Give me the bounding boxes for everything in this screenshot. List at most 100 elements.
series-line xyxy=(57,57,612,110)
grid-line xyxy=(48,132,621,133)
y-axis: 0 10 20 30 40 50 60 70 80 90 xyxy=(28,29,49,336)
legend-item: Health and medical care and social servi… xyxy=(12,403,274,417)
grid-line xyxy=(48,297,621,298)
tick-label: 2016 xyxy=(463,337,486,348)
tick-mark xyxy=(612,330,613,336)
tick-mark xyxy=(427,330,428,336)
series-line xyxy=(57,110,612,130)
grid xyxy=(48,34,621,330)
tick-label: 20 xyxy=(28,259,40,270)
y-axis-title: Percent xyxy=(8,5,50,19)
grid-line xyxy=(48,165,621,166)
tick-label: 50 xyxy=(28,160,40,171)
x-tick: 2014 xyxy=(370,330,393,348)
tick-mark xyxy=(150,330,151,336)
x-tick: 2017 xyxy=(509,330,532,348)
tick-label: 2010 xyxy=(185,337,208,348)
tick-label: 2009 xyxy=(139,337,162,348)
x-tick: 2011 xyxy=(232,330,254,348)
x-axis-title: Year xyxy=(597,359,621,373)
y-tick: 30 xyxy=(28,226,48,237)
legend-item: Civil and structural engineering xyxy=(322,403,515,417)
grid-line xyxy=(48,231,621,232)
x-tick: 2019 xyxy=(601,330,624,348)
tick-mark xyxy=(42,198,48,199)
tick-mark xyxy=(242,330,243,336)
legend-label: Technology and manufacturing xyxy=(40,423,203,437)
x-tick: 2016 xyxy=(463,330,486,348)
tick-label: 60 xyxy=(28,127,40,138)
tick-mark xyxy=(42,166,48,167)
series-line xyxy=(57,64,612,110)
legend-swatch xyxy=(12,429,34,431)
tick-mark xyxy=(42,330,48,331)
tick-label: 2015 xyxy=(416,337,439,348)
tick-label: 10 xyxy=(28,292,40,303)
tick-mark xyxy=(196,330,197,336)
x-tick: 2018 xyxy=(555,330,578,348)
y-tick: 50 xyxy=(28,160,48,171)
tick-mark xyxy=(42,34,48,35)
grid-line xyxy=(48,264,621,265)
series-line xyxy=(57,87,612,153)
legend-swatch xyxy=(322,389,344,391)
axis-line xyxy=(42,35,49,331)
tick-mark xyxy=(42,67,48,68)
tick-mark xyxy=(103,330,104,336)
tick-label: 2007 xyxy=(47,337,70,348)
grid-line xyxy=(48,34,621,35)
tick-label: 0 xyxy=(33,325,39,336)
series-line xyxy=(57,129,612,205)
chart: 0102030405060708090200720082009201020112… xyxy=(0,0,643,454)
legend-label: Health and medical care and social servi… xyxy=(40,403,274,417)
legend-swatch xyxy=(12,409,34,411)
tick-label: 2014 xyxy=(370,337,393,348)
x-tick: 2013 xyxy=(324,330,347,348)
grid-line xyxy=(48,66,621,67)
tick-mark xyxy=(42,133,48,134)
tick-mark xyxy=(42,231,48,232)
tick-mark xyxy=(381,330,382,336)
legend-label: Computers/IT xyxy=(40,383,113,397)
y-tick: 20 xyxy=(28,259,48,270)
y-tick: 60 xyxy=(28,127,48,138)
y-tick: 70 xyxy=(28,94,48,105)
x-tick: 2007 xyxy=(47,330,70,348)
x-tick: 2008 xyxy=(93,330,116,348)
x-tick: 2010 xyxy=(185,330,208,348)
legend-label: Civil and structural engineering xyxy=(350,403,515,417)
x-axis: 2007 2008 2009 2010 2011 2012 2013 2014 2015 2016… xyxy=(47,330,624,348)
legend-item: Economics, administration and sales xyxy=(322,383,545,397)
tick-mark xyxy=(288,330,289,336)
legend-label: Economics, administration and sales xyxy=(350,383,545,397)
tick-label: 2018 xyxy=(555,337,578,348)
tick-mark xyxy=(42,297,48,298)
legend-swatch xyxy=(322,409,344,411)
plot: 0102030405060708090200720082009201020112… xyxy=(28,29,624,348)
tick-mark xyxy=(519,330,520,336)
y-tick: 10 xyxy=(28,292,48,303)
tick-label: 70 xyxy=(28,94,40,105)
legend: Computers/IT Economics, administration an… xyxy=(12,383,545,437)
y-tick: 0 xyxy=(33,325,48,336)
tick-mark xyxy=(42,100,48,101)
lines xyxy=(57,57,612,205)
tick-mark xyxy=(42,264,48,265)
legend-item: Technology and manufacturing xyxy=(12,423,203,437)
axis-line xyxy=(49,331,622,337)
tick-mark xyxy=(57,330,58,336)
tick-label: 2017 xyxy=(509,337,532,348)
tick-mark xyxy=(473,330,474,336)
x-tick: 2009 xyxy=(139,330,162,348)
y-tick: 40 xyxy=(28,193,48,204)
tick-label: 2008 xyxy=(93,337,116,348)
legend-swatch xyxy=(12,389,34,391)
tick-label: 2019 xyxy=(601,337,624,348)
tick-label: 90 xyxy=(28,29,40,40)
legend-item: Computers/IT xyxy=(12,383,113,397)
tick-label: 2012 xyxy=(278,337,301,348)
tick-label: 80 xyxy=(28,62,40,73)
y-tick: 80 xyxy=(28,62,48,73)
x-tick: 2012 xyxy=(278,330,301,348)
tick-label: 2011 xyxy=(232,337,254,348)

課題の詳細> 上の資料の各行を、一字一句変えずにそのまま書き写してもらえますか。

正解>
Give me the bounding boxes for everything in this screenshot. List at most 100 elements.
series-line xyxy=(57,57,612,110)
grid-line xyxy=(48,132,621,133)
y-axis: 0 10 20 30 40 50 60 70 80 90 xyxy=(28,29,49,336)
legend-item: Health and medical care and social servi… xyxy=(12,403,274,417)
grid-line xyxy=(48,297,621,298)
tick-label: 2016 xyxy=(463,337,486,348)
tick-mark xyxy=(612,330,613,336)
tick-mark xyxy=(427,330,428,336)
series-line xyxy=(57,110,612,130)
grid xyxy=(48,34,621,330)
tick-label: 20 xyxy=(28,259,40,270)
y-axis-title: Percent xyxy=(8,5,50,19)
grid-line xyxy=(48,165,621,166)
tick-label: 50 xyxy=(28,160,40,171)
x-tick: 2014 xyxy=(370,330,393,348)
tick-mark xyxy=(150,330,151,336)
x-tick: 2017 xyxy=(509,330,532,348)
tick-label: 2010 xyxy=(185,337,208,348)
tick-label: 2009 xyxy=(139,337,162,348)
x-tick: 2011 xyxy=(232,330,254,348)
x-axis-title: Year xyxy=(597,359,621,373)
y-tick: 30 xyxy=(28,226,48,237)
legend-item: Civil and structural engineering xyxy=(322,403,515,417)
grid-line xyxy=(48,231,621,232)
x-tick: 2019 xyxy=(601,330,624,348)
tick-mark xyxy=(42,198,48,199)
tick-mark xyxy=(242,330,243,336)
legend-label: Technology and manufacturing xyxy=(40,423,203,437)
x-tick: 2016 xyxy=(463,330,486,348)
tick-label: 60 xyxy=(28,127,40,138)
tick-mark xyxy=(42,166,48,167)
series-line xyxy=(57,64,612,110)
legend-swatch xyxy=(12,429,34,431)
tick-mark xyxy=(42,330,48,331)
tick-label: 2015 xyxy=(416,337,439,348)
tick-label: 10 xyxy=(28,292,40,303)
tick-mark xyxy=(196,330,197,336)
x-tick: 2018 xyxy=(555,330,578,348)
y-tick: 50 xyxy=(28,160,48,171)
tick-mark xyxy=(42,34,48,35)
grid-line xyxy=(48,264,621,265)
series-line xyxy=(57,87,612,153)
legend-swatch xyxy=(322,389,344,391)
axis-line xyxy=(42,35,49,331)
tick-mark xyxy=(42,67,48,68)
tick-mark xyxy=(103,330,104,336)
tick-label: 2007 xyxy=(47,337,70,348)
grid-line xyxy=(48,34,621,35)
tick-label: 0 xyxy=(33,325,39,336)
series-line xyxy=(57,129,612,205)
chart: 0102030405060708090200720082009201020112… xyxy=(0,0,643,454)
legend-label: Health and medical care and social servi… xyxy=(40,403,274,417)
legend-swatch xyxy=(12,409,34,411)
tick-label: 2014 xyxy=(370,337,393,348)
x-tick: 2013 xyxy=(324,330,347,348)
grid-line xyxy=(48,66,621,67)
tick-mark xyxy=(42,133,48,134)
tick-mark xyxy=(42,231,48,232)
tick-mark xyxy=(381,330,382,336)
legend-label: Computers/IT xyxy=(40,383,113,397)
y-tick: 20 xyxy=(28,259,48,270)
y-tick: 60 xyxy=(28,127,48,138)
y-tick: 70 xyxy=(28,94,48,105)
x-tick: 2007 xyxy=(47,330,70,348)
x-tick: 2008 xyxy=(93,330,116,348)
x-tick: 2010 xyxy=(185,330,208,348)
legend-label: Civil and structural engineering xyxy=(350,403,515,417)
x-axis: 2007 2008 2009 2010 2011 2012 2013 2014 2015 2016… xyxy=(47,330,624,348)
legend-item: Economics, administration and sales xyxy=(322,383,545,397)
tick-mark xyxy=(288,330,289,336)
legend-label: Economics, administration and sales xyxy=(350,383,545,397)
tick-label: 2018 xyxy=(555,337,578,348)
tick-mark xyxy=(42,297,48,298)
legend-swatch xyxy=(322,409,344,411)
plot: 0102030405060708090200720082009201020112… xyxy=(28,29,624,348)
tick-mark xyxy=(519,330,520,336)
y-tick: 10 xyxy=(28,292,48,303)
tick-label: 70 xyxy=(28,94,40,105)
legend: Computers/IT Economics, administration an… xyxy=(12,383,545,437)
y-tick: 0 xyxy=(33,325,48,336)
tick-mark xyxy=(42,100,48,101)
lines xyxy=(57,57,612,205)
tick-mark xyxy=(42,264,48,265)
legend-item: Technology and manufacturing xyxy=(12,423,203,437)
axis-line xyxy=(49,331,622,337)
tick-mark xyxy=(57,330,58,336)
tick-label: 2017 xyxy=(509,337,532,348)
tick-mark xyxy=(473,330,474,336)
x-tick: 2009 xyxy=(139,330,162,348)
y-tick: 40 xyxy=(28,193,48,204)
tick-label: 2008 xyxy=(93,337,116,348)
legend-swatch xyxy=(12,389,34,391)
tick-label: 2019 xyxy=(601,337,624,348)
tick-label: 90 xyxy=(28,29,40,40)
legend-item: Computers/IT xyxy=(12,383,113,397)
tick-label: 2012 xyxy=(278,337,301,348)
tick-label: 80 xyxy=(28,62,40,73)
y-tick: 80 xyxy=(28,62,48,73)
x-tick: 2012 xyxy=(278,330,301,348)
tick-label: 2011 xyxy=(232,337,254,348)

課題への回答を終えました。